• Problem requirements
Find every line in the records below that contains the word "http", and copy each such line.

• Data

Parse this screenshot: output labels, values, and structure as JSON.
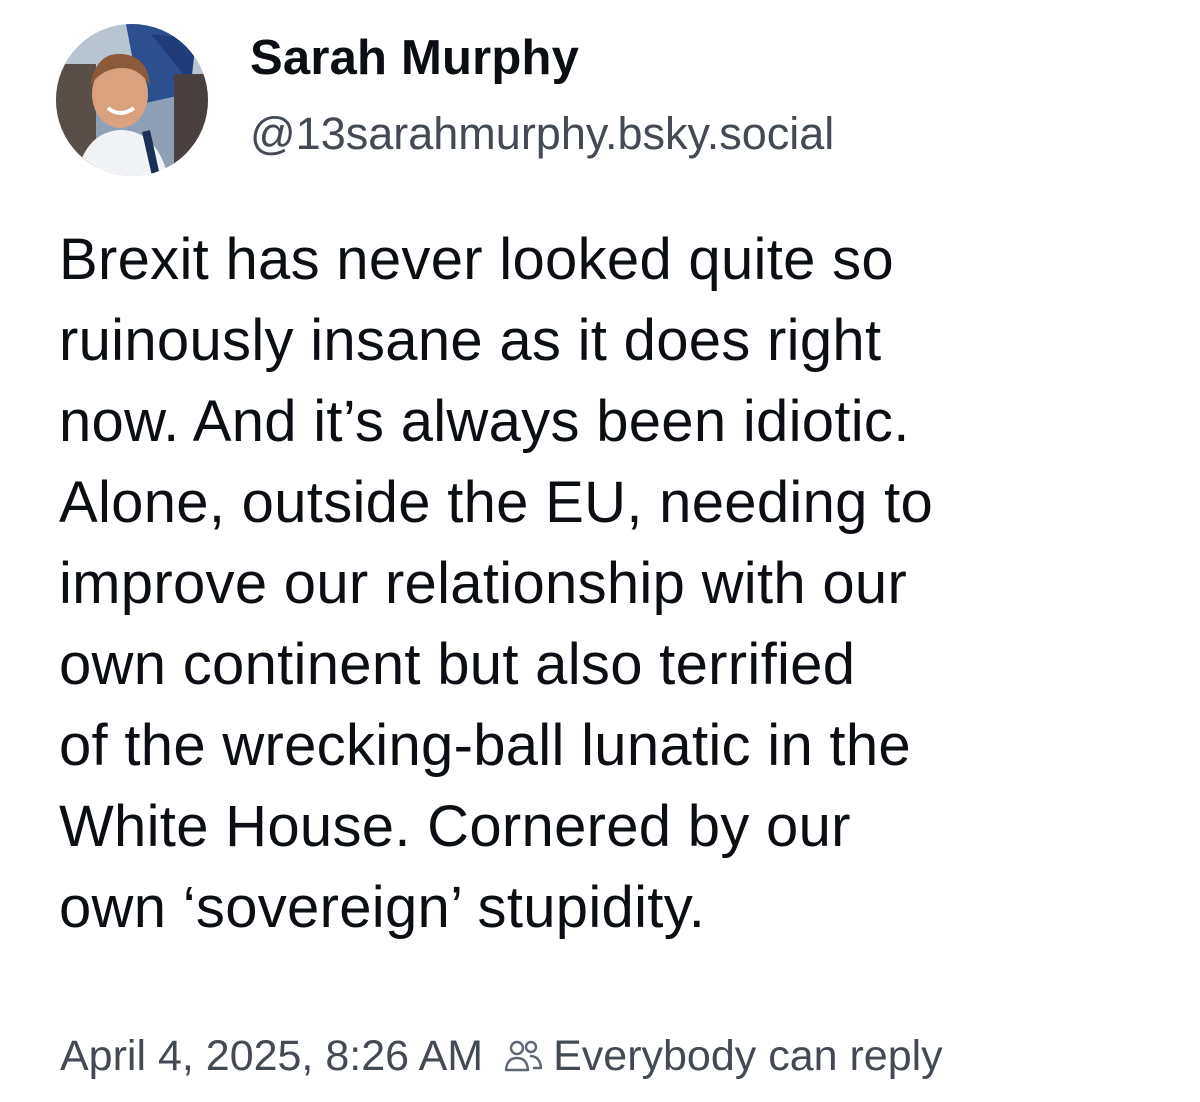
{
  "author": {
    "display_name": "Sarah Murphy",
    "handle": "@13sarahmurphy.bsky.social"
  },
  "post": {
    "lines": [
      "Brexit has never looked quite so",
      "ruinously insane as it does right",
      "now. And it’s always been idiotic.",
      "Alone, outside the EU, needing to",
      "improve our relationship with our",
      "own continent but also terrified",
      "of the wrecking-ball lunatic in the",
      "White House. Cornered by our",
      "own ‘sovereign’ stupidity."
    ]
  },
  "meta": {
    "timestamp": "April 4, 2025, 8:26 AM",
    "reply_setting": "Everybody can reply",
    "reply_icon": "people-icon"
  }
}
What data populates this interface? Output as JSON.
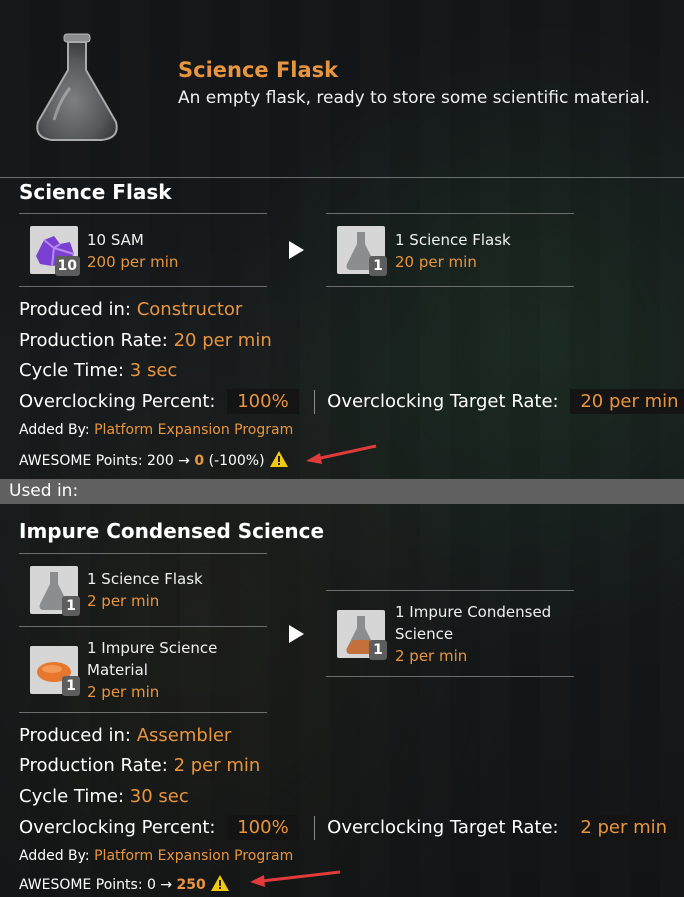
{
  "header": {
    "item_name": "Science Flask",
    "description": "An empty flask, ready to store some scientific material.",
    "icon": "flask-icon"
  },
  "recipe1": {
    "title": "Science Flask",
    "inputs": [
      {
        "name": "10 SAM",
        "rate": "200 per min",
        "count": "10",
        "icon": "sam-ore-icon"
      }
    ],
    "outputs": [
      {
        "name": "1 Science Flask",
        "rate": "20 per min",
        "count": "1",
        "icon": "flask-icon"
      }
    ],
    "produced_in_label": "Produced in:",
    "produced_in": "Constructor",
    "production_rate_label": "Production Rate:",
    "production_rate": "20 per min",
    "cycle_time_label": "Cycle Time:",
    "cycle_time": "3 sec",
    "oc_percent_label": "Overclocking Percent:",
    "oc_percent": "100%",
    "oc_target_label": "Overclocking Target Rate:",
    "oc_target": "20 per min",
    "added_by_label": "Added By:",
    "added_by": "Platform Expansion Program",
    "points_label": "AWESOME Points: 200 →",
    "points_value": "0",
    "points_extra": "(-100%)",
    "warning_icon": "warning-icon"
  },
  "used_in_label": "Used in:",
  "recipe2": {
    "title": "Impure Condensed Science",
    "inputs": [
      {
        "name": "1 Science Flask",
        "rate": "2 per min",
        "count": "1",
        "icon": "flask-icon"
      },
      {
        "name": "1 Impure Science Material",
        "rate": "2 per min",
        "count": "1",
        "icon": "impure-material-icon"
      }
    ],
    "outputs": [
      {
        "name": "1 Impure Condensed Science",
        "rate": "2 per min",
        "count": "1",
        "icon": "filled-flask-icon"
      }
    ],
    "produced_in_label": "Produced in:",
    "produced_in": "Assembler",
    "production_rate_label": "Production Rate:",
    "production_rate": "2 per min",
    "cycle_time_label": "Cycle Time:",
    "cycle_time": "30 sec",
    "oc_percent_label": "Overclocking Percent:",
    "oc_percent": "100%",
    "oc_target_label": "Overclocking Target Rate:",
    "oc_target": "2 per min",
    "added_by_label": "Added By:",
    "added_by": "Platform Expansion Program",
    "points_label": "AWESOME Points: 0 →",
    "points_value": "250",
    "warning_icon": "warning-icon"
  },
  "annotation_color": "#e03a3a",
  "accent_color": "#e8953f"
}
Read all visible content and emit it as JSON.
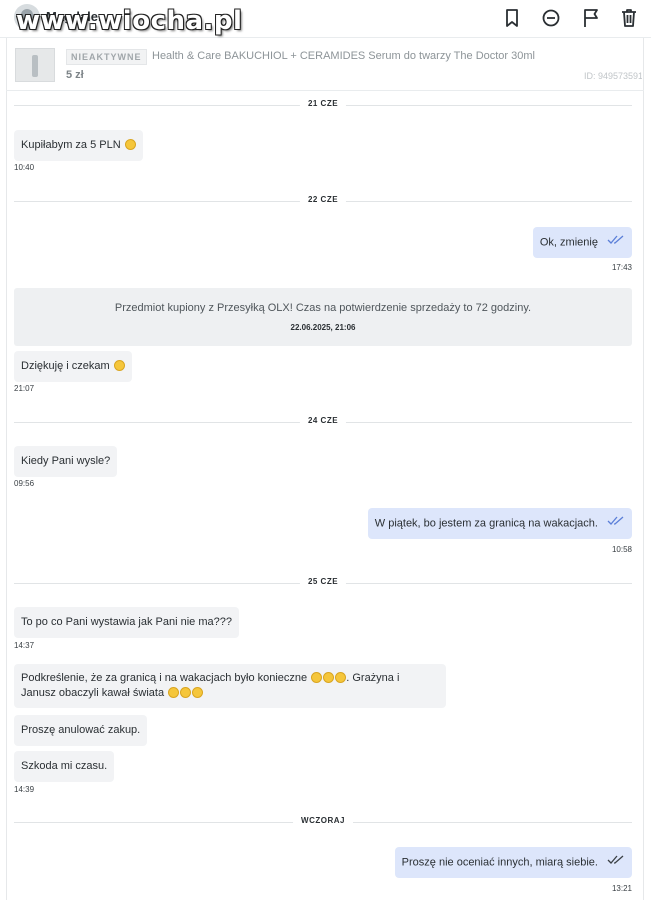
{
  "header": {
    "username": "Magdalena",
    "watermark": "www.wiocha.pl",
    "icons": [
      "bookmark-icon",
      "minus-circle-icon",
      "flag-icon",
      "trash-icon"
    ]
  },
  "listing": {
    "status_badge": "NIEAKTYWNE",
    "title": "Health & Care BAKUCHIOL + CERAMIDES Serum do twarzy The Doctor 30ml",
    "price": "5 zł",
    "id": "ID: 949573591"
  },
  "dividers": [
    "21 CZE",
    "22 CZE",
    "24 CZE",
    "25 CZE",
    "WCZORAJ"
  ],
  "messages": [
    {
      "text": "Kupiłabym za 5 PLN",
      "time": "10:40"
    },
    {
      "text": "Ok, zmienię",
      "time": "17:43"
    },
    {
      "text": "Dziękuję i czekam",
      "time": "21:07"
    },
    {
      "text": "Kiedy Pani wysle?",
      "time": "09:56"
    },
    {
      "text": "W piątek, bo jestem za granicą na wakacjach.",
      "time": "10:58"
    },
    {
      "text": "To po co Pani wystawia jak Pani nie ma???",
      "time": "14:37"
    },
    {
      "text": "Podkreślenie, że za granicą i na wakacjach było konieczne",
      "time": ""
    },
    {
      "text": ". Grażyna i",
      "time": ""
    },
    {
      "text": "Janusz obaczyli kawał świata",
      "time": ""
    },
    {
      "text": "Proszę anulować zakup.",
      "time": ""
    },
    {
      "text": "Szkoda mi czasu.",
      "time": "14:39"
    },
    {
      "text": "Proszę nie oceniać innych, miarą siebie.",
      "time": "13:21"
    }
  ],
  "system": {
    "text": "Przedmiot kupiony z Przesyłką OLX! Czas na potwierdzenie sprzedaży to 72 godziny.",
    "date": "22.06.2025, 21:06"
  },
  "colors": {
    "incoming_bubble": "#f2f3f5",
    "outgoing_bubble": "#dde6fb",
    "read_ticks": "#5b7fd8"
  }
}
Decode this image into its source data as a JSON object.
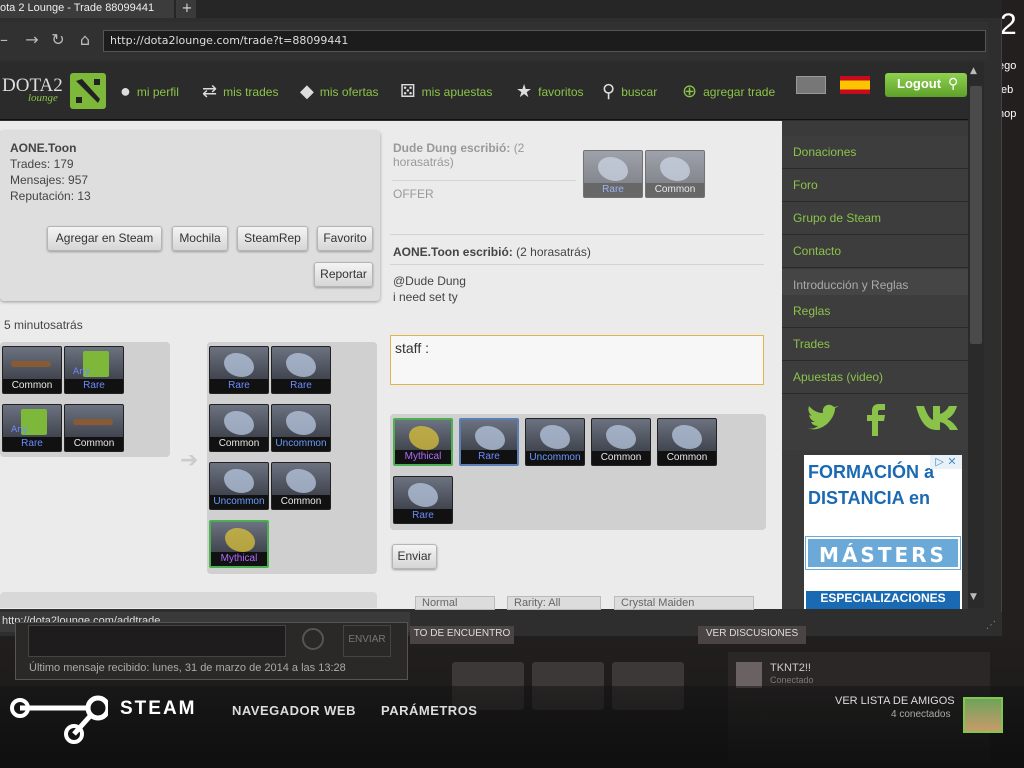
{
  "browser": {
    "tab_title": "ota 2 Lounge - Trade 88099441",
    "tab_close": "×",
    "new_tab": "+",
    "url": "http://dota2lounge.com/trade?t=88099441",
    "status_url": "http://dota2lounge.com/addtrade"
  },
  "right_edge": {
    "big": "2",
    "lines": [
      "ego",
      "/eb",
      "hop"
    ]
  },
  "header": {
    "logo_text": "DOTA2",
    "logo_sub": "lounge",
    "nav": [
      {
        "icon": "person-icon",
        "label": "mi perfil"
      },
      {
        "icon": "trades-icon",
        "label": "mis trades"
      },
      {
        "icon": "tag-icon",
        "label": "mis ofertas"
      },
      {
        "icon": "dice-icon",
        "label": "mis apuestas"
      },
      {
        "icon": "star-icon",
        "label": "favoritos"
      },
      {
        "icon": "search-icon",
        "label": "buscar"
      },
      {
        "icon": "plus-circle-icon",
        "label": "agregar trade"
      }
    ],
    "logout_label": "Logout"
  },
  "profile": {
    "name": "AONE.Toon",
    "trades": "Trades: 179",
    "mensajes": "Mensajes: 957",
    "reputacion": "Reputación: 13",
    "buttons": {
      "steam": "Agregar en Steam",
      "mochila": "Mochila",
      "steamrep": "SteamRep",
      "favorito": "Favorito",
      "reportar": "Reportar"
    }
  },
  "trade": {
    "time": "5 minutosatrás",
    "offer_items": [
      {
        "kind": "key",
        "rarity": "Common"
      },
      {
        "kind": "dota",
        "rarity": "Rare",
        "sub": "Any"
      },
      {
        "kind": "dota",
        "rarity": "Rare",
        "sub": "Any"
      },
      {
        "kind": "key",
        "rarity": "Common"
      }
    ],
    "want_items": [
      {
        "rarity": "Rare"
      },
      {
        "rarity": "Rare"
      },
      {
        "rarity": "Common"
      },
      {
        "rarity": "Uncommon"
      },
      {
        "rarity": "Uncommon"
      },
      {
        "rarity": "Common"
      },
      {
        "rarity": "Mythical"
      }
    ]
  },
  "comments": [
    {
      "author": "Dude Dung escribió:",
      "when": "(2 horasatrás)",
      "text": "OFFER",
      "items": [
        "Rare",
        "Common"
      ]
    },
    {
      "author": "AONE.Toon escribió:",
      "when": "(2 horasatrás)",
      "line1": "@Dude Dung",
      "line2": "i need set ty"
    }
  ],
  "reply": {
    "value": "staff :",
    "items": [
      "Mythical",
      "Rare",
      "Uncommon",
      "Common",
      "Common",
      "Rare"
    ],
    "send_label": "Enviar"
  },
  "filters": [
    "Normal",
    "Rarity: All",
    "Crystal Maiden"
  ],
  "sidebar": {
    "items": [
      "Donaciones",
      "Foro",
      "Grupo de Steam",
      "Contacto"
    ],
    "section": "Introducción y Reglas",
    "items2": [
      "Reglas",
      "Trades",
      "Apuestas (video)"
    ],
    "social": [
      "twitter-icon",
      "facebook-icon",
      "vk-icon"
    ]
  },
  "ad": {
    "line1": "FORMACIÓN a",
    "line2": "DISTANCIA en",
    "line3": "MÁSTERS",
    "line4": "ESPECIALIZACIONES"
  },
  "chat": {
    "send": "ENVIAR",
    "last": "Último mensaje recibido: lunes, 31 de marzo de 2014 a las 13:28",
    "btn1": "TO DE ENCUENTRO",
    "btn2": "VER DISCUSIONES"
  },
  "friends": {
    "name": "TKNT2!!",
    "status": "Conectado",
    "list_label": "VER LISTA DE AMIGOS",
    "count": "4 conectados"
  },
  "steam": {
    "title": "STEAM",
    "nav1": "NAVEGADOR WEB",
    "nav2": "PARÁMETROS"
  },
  "colors": {
    "accent": "#8bc34a",
    "page_bg": "#ebebeb",
    "header_bg": "#2b2b2b"
  }
}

• Answer to this task
    "url": "http://dota2lounge.com/trade?t=88099441",
    "status_url": "http://dota2lounge.com/addtrade"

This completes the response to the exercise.